Task: Output the material below in full, exactly as it is.

** START **

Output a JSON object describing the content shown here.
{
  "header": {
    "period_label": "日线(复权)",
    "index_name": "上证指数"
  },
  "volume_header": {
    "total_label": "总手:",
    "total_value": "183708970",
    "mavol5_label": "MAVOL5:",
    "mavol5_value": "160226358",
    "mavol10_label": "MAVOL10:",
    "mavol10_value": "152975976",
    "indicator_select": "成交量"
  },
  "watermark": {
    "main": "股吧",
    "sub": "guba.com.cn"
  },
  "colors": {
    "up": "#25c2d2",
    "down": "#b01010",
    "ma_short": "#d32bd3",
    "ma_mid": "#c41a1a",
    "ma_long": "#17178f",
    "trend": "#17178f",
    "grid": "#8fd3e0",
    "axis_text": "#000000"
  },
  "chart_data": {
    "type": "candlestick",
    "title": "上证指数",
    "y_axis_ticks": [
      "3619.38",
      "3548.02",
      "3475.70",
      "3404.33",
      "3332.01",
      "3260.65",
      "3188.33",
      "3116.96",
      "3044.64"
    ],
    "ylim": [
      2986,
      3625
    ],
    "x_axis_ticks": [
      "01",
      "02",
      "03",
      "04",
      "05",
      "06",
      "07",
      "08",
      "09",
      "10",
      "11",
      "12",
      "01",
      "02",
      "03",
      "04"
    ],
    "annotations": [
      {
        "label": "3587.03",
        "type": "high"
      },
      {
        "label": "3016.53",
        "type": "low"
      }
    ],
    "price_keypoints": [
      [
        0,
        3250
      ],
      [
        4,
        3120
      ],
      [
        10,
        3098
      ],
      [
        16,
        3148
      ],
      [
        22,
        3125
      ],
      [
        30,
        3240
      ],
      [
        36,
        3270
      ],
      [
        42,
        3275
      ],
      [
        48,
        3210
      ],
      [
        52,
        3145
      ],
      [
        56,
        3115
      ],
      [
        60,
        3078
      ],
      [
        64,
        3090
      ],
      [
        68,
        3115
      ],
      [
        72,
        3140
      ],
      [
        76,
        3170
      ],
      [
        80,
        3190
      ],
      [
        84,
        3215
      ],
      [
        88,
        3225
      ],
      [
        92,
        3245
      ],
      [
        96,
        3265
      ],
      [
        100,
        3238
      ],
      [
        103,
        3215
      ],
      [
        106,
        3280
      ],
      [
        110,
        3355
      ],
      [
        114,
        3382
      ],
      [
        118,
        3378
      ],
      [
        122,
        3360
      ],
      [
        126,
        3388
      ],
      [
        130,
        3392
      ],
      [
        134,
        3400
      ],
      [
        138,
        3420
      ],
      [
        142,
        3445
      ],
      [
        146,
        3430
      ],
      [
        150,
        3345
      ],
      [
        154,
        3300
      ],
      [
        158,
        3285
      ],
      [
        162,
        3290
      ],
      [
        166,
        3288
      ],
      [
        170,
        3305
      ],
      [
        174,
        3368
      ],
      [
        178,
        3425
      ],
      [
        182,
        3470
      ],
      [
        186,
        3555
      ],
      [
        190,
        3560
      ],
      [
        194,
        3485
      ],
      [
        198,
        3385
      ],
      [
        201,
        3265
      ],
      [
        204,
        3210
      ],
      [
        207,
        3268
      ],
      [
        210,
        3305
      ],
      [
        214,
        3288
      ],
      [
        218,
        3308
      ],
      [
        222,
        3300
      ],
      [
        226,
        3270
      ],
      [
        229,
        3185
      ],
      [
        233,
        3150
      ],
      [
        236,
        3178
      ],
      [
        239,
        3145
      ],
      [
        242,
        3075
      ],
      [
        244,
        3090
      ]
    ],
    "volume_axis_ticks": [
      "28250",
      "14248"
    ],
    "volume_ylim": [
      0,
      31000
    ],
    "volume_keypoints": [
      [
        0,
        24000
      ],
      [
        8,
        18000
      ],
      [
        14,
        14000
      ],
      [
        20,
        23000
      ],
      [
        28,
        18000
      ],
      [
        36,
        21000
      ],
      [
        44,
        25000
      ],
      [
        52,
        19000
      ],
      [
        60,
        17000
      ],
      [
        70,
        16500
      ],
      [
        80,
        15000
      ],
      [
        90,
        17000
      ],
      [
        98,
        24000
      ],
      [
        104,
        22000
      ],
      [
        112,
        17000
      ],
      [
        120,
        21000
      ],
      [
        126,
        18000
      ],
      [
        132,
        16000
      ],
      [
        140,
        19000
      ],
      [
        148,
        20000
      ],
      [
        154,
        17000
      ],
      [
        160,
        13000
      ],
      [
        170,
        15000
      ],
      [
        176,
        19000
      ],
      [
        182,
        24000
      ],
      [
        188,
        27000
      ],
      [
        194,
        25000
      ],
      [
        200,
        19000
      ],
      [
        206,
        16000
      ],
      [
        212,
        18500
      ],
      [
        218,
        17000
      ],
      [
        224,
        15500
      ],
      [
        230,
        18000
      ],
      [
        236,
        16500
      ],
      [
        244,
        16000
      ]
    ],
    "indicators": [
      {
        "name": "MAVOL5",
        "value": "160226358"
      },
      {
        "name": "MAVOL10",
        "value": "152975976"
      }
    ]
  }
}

** END **

The response:
Output a JSON object describing the content shown here.
{
  "header": {
    "period_label": "日线(复权)",
    "index_name": "上证指数"
  },
  "volume_header": {
    "total_label": "总手:",
    "total_value": "183708970",
    "mavol5_label": "MAVOL5:",
    "mavol5_value": "160226358",
    "mavol10_label": "MAVOL10:",
    "mavol10_value": "152975976",
    "indicator_select": "成交量"
  },
  "watermark": {
    "main": "股吧",
    "sub": "guba.com.cn"
  },
  "colors": {
    "up": "#25c2d2",
    "down": "#b01010",
    "ma_short": "#d32bd3",
    "ma_mid": "#c41a1a",
    "ma_long": "#17178f",
    "trend": "#17178f",
    "grid": "#8fd3e0",
    "axis_text": "#000000"
  },
  "chart_data": {
    "type": "candlestick",
    "title": "上证指数",
    "y_axis_ticks": [
      "3619.38",
      "3548.02",
      "3475.70",
      "3404.33",
      "3332.01",
      "3260.65",
      "3188.33",
      "3116.96",
      "3044.64"
    ],
    "ylim": [
      2986,
      3625
    ],
    "x_axis_ticks": [
      "01",
      "02",
      "03",
      "04",
      "05",
      "06",
      "07",
      "08",
      "09",
      "10",
      "11",
      "12",
      "01",
      "02",
      "03",
      "04"
    ],
    "annotations": [
      {
        "label": "3587.03",
        "type": "high"
      },
      {
        "label": "3016.53",
        "type": "low"
      }
    ],
    "price_keypoints": [
      [
        0,
        3250
      ],
      [
        4,
        3120
      ],
      [
        10,
        3098
      ],
      [
        16,
        3148
      ],
      [
        22,
        3125
      ],
      [
        30,
        3240
      ],
      [
        36,
        3270
      ],
      [
        42,
        3275
      ],
      [
        48,
        3210
      ],
      [
        52,
        3145
      ],
      [
        56,
        3115
      ],
      [
        60,
        3078
      ],
      [
        64,
        3090
      ],
      [
        68,
        3115
      ],
      [
        72,
        3140
      ],
      [
        76,
        3170
      ],
      [
        80,
        3190
      ],
      [
        84,
        3215
      ],
      [
        88,
        3225
      ],
      [
        92,
        3245
      ],
      [
        96,
        3265
      ],
      [
        100,
        3238
      ],
      [
        103,
        3215
      ],
      [
        106,
        3280
      ],
      [
        110,
        3355
      ],
      [
        114,
        3382
      ],
      [
        118,
        3378
      ],
      [
        122,
        3360
      ],
      [
        126,
        3388
      ],
      [
        130,
        3392
      ],
      [
        134,
        3400
      ],
      [
        138,
        3420
      ],
      [
        142,
        3445
      ],
      [
        146,
        3430
      ],
      [
        150,
        3345
      ],
      [
        154,
        3300
      ],
      [
        158,
        3285
      ],
      [
        162,
        3290
      ],
      [
        166,
        3288
      ],
      [
        170,
        3305
      ],
      [
        174,
        3368
      ],
      [
        178,
        3425
      ],
      [
        182,
        3470
      ],
      [
        186,
        3555
      ],
      [
        190,
        3560
      ],
      [
        194,
        3485
      ],
      [
        198,
        3385
      ],
      [
        201,
        3265
      ],
      [
        204,
        3210
      ],
      [
        207,
        3268
      ],
      [
        210,
        3305
      ],
      [
        214,
        3288
      ],
      [
        218,
        3308
      ],
      [
        222,
        3300
      ],
      [
        226,
        3270
      ],
      [
        229,
        3185
      ],
      [
        233,
        3150
      ],
      [
        236,
        3178
      ],
      [
        239,
        3145
      ],
      [
        242,
        3075
      ],
      [
        244,
        3090
      ]
    ],
    "volume_axis_ticks": [
      "28250",
      "14248"
    ],
    "volume_ylim": [
      0,
      31000
    ],
    "volume_keypoints": [
      [
        0,
        24000
      ],
      [
        8,
        18000
      ],
      [
        14,
        14000
      ],
      [
        20,
        23000
      ],
      [
        28,
        18000
      ],
      [
        36,
        21000
      ],
      [
        44,
        25000
      ],
      [
        52,
        19000
      ],
      [
        60,
        17000
      ],
      [
        70,
        16500
      ],
      [
        80,
        15000
      ],
      [
        90,
        17000
      ],
      [
        98,
        24000
      ],
      [
        104,
        22000
      ],
      [
        112,
        17000
      ],
      [
        120,
        21000
      ],
      [
        126,
        18000
      ],
      [
        132,
        16000
      ],
      [
        140,
        19000
      ],
      [
        148,
        20000
      ],
      [
        154,
        17000
      ],
      [
        160,
        13000
      ],
      [
        170,
        15000
      ],
      [
        176,
        19000
      ],
      [
        182,
        24000
      ],
      [
        188,
        27000
      ],
      [
        194,
        25000
      ],
      [
        200,
        19000
      ],
      [
        206,
        16000
      ],
      [
        212,
        18500
      ],
      [
        218,
        17000
      ],
      [
        224,
        15500
      ],
      [
        230,
        18000
      ],
      [
        236,
        16500
      ],
      [
        244,
        16000
      ]
    ],
    "indicators": [
      {
        "name": "MAVOL5",
        "value": "160226358"
      },
      {
        "name": "MAVOL10",
        "value": "152975976"
      }
    ]
  }
}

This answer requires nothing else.